#### Exercise instructions
Filter the listing below, copying every line in which the word "image" appears.

#### Data supplied
■ ■ ■ ■ ■
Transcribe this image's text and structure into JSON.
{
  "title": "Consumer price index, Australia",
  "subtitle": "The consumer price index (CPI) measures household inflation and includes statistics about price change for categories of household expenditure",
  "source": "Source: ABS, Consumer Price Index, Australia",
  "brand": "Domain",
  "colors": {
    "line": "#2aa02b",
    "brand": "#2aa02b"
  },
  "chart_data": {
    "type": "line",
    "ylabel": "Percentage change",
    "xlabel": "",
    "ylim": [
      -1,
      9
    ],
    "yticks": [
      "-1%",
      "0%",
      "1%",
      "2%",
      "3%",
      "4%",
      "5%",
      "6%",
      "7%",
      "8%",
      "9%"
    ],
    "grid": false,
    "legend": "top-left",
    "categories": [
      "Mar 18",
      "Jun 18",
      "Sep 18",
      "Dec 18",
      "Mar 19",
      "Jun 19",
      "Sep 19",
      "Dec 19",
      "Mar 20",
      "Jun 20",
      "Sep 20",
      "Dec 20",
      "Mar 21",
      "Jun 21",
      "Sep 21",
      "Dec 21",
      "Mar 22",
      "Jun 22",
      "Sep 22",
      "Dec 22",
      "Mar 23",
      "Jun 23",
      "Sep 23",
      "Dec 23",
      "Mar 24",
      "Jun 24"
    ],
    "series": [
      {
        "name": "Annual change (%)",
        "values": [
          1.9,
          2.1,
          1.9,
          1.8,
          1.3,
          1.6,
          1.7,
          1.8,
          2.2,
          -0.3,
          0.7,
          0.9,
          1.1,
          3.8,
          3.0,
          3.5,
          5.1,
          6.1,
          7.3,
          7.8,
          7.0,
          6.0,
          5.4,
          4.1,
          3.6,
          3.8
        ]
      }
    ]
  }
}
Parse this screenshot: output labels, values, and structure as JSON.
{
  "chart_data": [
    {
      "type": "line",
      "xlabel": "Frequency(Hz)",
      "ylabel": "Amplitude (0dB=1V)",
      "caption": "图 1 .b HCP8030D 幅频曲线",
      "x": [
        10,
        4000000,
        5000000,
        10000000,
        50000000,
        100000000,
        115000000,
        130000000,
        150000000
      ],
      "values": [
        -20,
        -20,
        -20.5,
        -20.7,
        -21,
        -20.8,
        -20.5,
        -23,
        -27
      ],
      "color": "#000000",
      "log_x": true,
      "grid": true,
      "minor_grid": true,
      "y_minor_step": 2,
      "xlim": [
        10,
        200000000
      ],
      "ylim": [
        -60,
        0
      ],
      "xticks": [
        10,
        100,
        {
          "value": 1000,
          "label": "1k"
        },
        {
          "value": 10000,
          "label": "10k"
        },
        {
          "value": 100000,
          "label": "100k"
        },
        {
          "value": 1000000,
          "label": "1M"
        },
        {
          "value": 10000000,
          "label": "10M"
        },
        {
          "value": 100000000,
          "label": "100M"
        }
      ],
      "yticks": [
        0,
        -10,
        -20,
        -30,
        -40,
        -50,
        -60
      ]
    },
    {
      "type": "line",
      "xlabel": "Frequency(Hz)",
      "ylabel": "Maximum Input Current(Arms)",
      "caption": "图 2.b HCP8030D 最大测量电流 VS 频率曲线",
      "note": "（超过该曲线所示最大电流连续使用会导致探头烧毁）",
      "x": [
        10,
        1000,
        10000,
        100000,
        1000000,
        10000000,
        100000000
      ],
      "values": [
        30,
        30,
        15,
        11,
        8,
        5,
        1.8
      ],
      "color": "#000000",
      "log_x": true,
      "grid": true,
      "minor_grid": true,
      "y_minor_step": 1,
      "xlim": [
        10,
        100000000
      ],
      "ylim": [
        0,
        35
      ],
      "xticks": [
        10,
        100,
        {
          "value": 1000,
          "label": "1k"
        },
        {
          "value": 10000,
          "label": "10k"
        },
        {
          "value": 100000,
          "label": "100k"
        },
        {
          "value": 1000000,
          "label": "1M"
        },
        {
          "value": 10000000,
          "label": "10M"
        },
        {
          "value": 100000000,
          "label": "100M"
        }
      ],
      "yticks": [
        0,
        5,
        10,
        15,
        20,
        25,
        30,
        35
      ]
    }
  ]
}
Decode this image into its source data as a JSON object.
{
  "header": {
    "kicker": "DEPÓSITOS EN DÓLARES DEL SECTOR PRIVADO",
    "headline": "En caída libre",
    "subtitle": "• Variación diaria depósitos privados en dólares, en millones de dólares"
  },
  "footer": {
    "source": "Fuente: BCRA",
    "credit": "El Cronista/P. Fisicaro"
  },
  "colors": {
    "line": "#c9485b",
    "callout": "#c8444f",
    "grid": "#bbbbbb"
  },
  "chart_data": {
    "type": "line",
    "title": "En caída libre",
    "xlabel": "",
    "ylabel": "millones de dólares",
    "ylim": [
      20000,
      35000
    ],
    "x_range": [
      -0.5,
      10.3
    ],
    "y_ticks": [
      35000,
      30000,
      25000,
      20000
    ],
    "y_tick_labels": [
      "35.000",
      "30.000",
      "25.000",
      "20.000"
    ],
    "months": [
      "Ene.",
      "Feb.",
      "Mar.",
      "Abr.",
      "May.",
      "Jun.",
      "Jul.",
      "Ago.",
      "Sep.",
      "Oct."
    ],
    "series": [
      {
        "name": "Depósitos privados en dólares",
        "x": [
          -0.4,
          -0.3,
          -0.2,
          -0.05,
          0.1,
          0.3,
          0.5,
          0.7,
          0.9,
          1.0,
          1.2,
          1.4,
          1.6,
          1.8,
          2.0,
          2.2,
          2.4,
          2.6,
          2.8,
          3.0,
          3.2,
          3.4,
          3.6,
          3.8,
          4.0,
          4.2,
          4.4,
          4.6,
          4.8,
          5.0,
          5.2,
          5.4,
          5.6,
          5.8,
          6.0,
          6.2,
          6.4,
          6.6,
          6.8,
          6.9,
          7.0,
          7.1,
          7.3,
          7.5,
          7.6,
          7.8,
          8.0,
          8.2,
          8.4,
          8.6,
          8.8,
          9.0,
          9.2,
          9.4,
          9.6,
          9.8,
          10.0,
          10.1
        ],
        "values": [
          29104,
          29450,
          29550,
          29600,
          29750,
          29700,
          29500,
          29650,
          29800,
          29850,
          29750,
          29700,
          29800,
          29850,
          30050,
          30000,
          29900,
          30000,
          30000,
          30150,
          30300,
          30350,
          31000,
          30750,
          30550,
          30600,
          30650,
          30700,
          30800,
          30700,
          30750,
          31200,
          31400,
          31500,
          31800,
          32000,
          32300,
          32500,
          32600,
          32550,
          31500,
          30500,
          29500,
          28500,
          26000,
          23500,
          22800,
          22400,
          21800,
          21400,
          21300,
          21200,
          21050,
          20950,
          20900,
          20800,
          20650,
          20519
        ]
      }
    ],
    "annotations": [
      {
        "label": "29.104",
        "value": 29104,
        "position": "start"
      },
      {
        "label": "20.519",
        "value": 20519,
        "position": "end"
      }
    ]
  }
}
■ ■ ■ ■ ■
#### Response
Transcribe this image's text and structure into JSON.
Decode this image into its source data as a JSON object.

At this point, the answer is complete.